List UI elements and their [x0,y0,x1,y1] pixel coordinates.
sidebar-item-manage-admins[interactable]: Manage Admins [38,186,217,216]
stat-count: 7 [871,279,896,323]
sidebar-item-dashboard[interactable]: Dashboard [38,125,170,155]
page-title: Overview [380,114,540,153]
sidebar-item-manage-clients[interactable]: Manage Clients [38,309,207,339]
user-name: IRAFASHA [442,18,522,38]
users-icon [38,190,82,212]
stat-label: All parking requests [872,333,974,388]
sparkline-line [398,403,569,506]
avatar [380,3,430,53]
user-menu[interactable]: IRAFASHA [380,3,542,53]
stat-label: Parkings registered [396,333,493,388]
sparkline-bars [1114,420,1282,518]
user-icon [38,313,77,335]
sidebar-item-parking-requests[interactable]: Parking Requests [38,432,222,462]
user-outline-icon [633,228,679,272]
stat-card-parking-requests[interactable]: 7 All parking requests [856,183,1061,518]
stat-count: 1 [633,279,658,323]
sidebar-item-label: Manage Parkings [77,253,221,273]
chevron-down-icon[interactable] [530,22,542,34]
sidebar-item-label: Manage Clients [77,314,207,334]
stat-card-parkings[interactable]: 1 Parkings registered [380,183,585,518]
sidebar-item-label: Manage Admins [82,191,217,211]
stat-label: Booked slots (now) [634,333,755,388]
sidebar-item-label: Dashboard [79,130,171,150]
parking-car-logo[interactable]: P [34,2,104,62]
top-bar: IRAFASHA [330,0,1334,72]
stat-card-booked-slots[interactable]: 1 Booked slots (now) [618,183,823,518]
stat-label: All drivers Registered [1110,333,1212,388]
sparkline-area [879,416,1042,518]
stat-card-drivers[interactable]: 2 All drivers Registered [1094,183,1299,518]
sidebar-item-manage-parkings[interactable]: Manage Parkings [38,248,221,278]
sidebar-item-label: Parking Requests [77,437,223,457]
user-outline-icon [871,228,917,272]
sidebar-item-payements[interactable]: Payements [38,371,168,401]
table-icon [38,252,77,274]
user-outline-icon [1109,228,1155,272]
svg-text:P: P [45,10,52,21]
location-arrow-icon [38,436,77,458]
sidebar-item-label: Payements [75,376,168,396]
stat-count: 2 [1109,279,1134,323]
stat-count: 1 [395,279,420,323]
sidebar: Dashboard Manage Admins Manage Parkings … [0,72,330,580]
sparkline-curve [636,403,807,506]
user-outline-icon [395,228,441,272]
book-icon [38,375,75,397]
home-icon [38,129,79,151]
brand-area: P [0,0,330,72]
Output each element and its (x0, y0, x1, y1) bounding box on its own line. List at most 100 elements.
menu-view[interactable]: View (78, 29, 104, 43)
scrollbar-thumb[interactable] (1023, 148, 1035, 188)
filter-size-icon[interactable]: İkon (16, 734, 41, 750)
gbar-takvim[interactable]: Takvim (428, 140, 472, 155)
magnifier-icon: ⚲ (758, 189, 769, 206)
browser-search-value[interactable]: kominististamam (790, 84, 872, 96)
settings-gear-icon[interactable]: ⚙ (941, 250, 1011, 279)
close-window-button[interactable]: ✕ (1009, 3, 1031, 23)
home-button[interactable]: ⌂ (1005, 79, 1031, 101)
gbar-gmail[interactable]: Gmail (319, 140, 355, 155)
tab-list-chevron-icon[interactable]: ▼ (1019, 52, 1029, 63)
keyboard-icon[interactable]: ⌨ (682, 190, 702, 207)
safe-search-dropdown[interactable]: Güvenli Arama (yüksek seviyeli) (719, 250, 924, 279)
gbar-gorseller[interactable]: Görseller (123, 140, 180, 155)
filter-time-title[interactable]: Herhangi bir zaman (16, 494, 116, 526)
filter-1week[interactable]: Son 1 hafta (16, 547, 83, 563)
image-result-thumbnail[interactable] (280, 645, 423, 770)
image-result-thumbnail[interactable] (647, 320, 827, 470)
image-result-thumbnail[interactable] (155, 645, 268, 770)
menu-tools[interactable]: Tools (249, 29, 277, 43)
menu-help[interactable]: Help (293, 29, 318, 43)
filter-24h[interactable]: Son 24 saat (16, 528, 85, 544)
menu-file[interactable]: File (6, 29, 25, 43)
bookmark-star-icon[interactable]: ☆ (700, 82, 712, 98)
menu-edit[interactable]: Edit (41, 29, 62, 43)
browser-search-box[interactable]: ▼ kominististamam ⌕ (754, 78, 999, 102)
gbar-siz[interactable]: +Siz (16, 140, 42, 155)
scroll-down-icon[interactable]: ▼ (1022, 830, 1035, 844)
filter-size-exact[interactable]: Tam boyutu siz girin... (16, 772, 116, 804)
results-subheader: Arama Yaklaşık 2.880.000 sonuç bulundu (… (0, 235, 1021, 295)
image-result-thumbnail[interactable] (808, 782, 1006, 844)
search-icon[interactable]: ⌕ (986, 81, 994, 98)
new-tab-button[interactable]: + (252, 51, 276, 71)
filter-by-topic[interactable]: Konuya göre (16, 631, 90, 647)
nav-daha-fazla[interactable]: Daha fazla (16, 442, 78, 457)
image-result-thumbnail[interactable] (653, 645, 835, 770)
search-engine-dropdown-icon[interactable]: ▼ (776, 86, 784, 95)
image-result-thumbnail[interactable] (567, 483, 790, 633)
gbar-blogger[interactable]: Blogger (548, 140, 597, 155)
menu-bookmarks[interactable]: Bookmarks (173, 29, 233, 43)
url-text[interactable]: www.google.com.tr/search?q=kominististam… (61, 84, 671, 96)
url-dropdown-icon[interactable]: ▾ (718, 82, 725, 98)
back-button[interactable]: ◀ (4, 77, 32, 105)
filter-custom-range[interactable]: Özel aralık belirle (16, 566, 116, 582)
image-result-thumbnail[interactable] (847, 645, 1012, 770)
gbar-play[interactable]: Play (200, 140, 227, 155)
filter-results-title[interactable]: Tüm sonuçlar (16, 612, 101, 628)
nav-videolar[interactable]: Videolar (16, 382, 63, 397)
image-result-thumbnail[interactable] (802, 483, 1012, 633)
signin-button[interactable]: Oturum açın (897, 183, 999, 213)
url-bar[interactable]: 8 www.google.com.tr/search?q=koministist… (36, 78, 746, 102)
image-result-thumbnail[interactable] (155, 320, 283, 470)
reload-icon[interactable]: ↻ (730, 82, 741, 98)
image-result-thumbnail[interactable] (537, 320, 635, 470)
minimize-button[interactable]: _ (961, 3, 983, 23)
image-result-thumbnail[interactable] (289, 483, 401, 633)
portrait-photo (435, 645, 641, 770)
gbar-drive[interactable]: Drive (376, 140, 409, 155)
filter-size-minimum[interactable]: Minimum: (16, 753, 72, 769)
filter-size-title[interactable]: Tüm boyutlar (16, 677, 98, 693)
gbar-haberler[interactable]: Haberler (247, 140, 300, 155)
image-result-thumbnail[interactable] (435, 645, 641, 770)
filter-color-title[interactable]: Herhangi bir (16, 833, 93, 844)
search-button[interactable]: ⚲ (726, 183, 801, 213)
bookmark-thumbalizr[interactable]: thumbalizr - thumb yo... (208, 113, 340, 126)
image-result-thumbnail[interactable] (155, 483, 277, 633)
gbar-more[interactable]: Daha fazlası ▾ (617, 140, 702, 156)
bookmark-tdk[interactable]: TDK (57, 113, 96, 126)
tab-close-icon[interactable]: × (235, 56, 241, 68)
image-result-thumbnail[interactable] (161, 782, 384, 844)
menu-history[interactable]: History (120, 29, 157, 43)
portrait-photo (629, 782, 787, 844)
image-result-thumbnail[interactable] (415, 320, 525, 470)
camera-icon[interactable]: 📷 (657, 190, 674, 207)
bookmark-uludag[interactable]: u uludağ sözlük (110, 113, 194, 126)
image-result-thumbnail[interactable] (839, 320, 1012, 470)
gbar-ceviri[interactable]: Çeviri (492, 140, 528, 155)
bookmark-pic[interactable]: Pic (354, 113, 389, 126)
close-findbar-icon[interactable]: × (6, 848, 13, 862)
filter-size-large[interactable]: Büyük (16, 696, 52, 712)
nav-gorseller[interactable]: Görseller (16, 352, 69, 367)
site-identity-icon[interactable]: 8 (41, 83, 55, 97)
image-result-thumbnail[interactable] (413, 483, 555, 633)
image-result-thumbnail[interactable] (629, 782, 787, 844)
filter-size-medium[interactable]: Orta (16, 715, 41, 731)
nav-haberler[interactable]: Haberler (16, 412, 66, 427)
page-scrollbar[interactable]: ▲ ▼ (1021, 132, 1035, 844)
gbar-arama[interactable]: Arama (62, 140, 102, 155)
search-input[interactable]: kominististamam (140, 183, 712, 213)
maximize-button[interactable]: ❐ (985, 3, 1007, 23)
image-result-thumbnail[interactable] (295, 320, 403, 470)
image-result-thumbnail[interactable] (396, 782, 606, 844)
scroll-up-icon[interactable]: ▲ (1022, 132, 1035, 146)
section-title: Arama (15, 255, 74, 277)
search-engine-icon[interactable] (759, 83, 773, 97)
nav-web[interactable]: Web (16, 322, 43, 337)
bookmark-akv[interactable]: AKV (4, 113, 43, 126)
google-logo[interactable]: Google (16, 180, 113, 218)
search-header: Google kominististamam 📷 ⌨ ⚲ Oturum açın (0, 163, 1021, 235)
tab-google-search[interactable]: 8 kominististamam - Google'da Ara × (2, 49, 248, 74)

******************************

__WRITTEN EXERCISE__
Starting at the first line of the data and ending at the line containing "page-title: Overview [380,114,540,153]", rewrite those lines with "Manage Admins" renamed to "Manage Staff" and everything else kept the same.

__RESPONSE__
List UI elements and their [x0,y0,x1,y1] pixel coordinates.
sidebar-item-manage-admins[interactable]: Manage Staff [38,186,217,216]
stat-count: 7 [871,279,896,323]
sidebar-item-dashboard[interactable]: Dashboard [38,125,170,155]
page-title: Overview [380,114,540,153]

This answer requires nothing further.